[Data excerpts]
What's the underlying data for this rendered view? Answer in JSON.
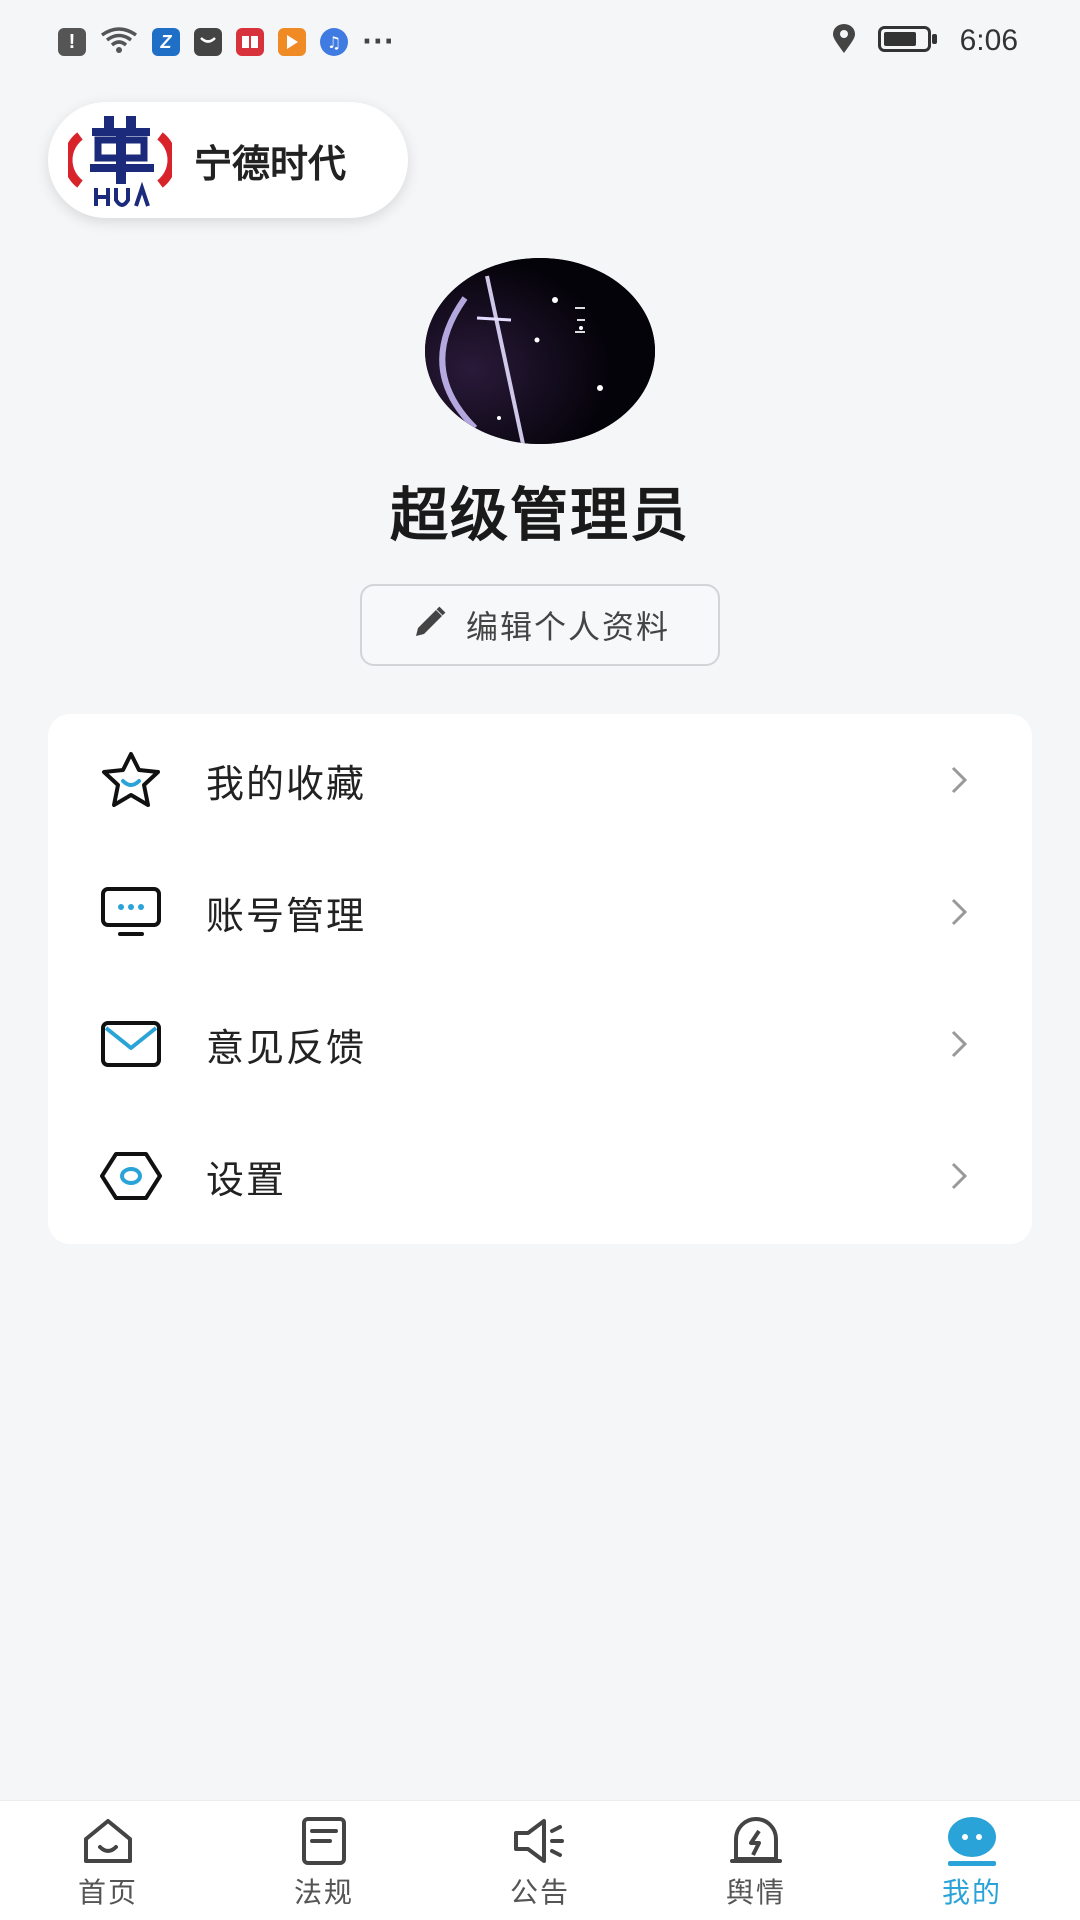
{
  "status_bar": {
    "time": "6:06",
    "left_icons": [
      "alert-icon",
      "wifi-icon",
      "app-icon",
      "huawei-icon",
      "book-icon",
      "video-icon",
      "music-icon",
      "more-icon"
    ],
    "right_icons": [
      "location-icon",
      "battery-icon"
    ]
  },
  "org": {
    "name": "宁德时代"
  },
  "profile": {
    "username": "超级管理员",
    "edit_label": "编辑个人资料"
  },
  "menu": {
    "items": [
      {
        "label": "我的收藏",
        "icon": "star-icon"
      },
      {
        "label": "账号管理",
        "icon": "monitor-icon"
      },
      {
        "label": "意见反馈",
        "icon": "mail-icon"
      },
      {
        "label": "设置",
        "icon": "settings-hex-icon"
      }
    ]
  },
  "bottom_nav": {
    "active_index": 4,
    "active_color": "#2aa3d8",
    "items": [
      {
        "label": "首页",
        "icon": "home-icon"
      },
      {
        "label": "法规",
        "icon": "document-icon"
      },
      {
        "label": "公告",
        "icon": "megaphone-icon"
      },
      {
        "label": "舆情",
        "icon": "alert-bell-icon"
      },
      {
        "label": "我的",
        "icon": "profile-icon"
      }
    ]
  }
}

What you need to do | Each record must be quoted in full and exactly. Do not include the pictures.

Solution |
What's the underlying data for this rendered view? Answer in JSON.
{
  "status_bar": {
    "time": "6:06",
    "left_icons": [
      "alert-icon",
      "wifi-icon",
      "app-icon",
      "huawei-icon",
      "book-icon",
      "video-icon",
      "music-icon",
      "more-icon"
    ],
    "right_icons": [
      "location-icon",
      "battery-icon"
    ]
  },
  "org": {
    "name": "宁德时代"
  },
  "profile": {
    "username": "超级管理员",
    "edit_label": "编辑个人资料"
  },
  "menu": {
    "items": [
      {
        "label": "我的收藏",
        "icon": "star-icon"
      },
      {
        "label": "账号管理",
        "icon": "monitor-icon"
      },
      {
        "label": "意见反馈",
        "icon": "mail-icon"
      },
      {
        "label": "设置",
        "icon": "settings-hex-icon"
      }
    ]
  },
  "bottom_nav": {
    "active_index": 4,
    "active_color": "#2aa3d8",
    "items": [
      {
        "label": "首页",
        "icon": "home-icon"
      },
      {
        "label": "法规",
        "icon": "document-icon"
      },
      {
        "label": "公告",
        "icon": "megaphone-icon"
      },
      {
        "label": "舆情",
        "icon": "alert-bell-icon"
      },
      {
        "label": "我的",
        "icon": "profile-icon"
      }
    ]
  }
}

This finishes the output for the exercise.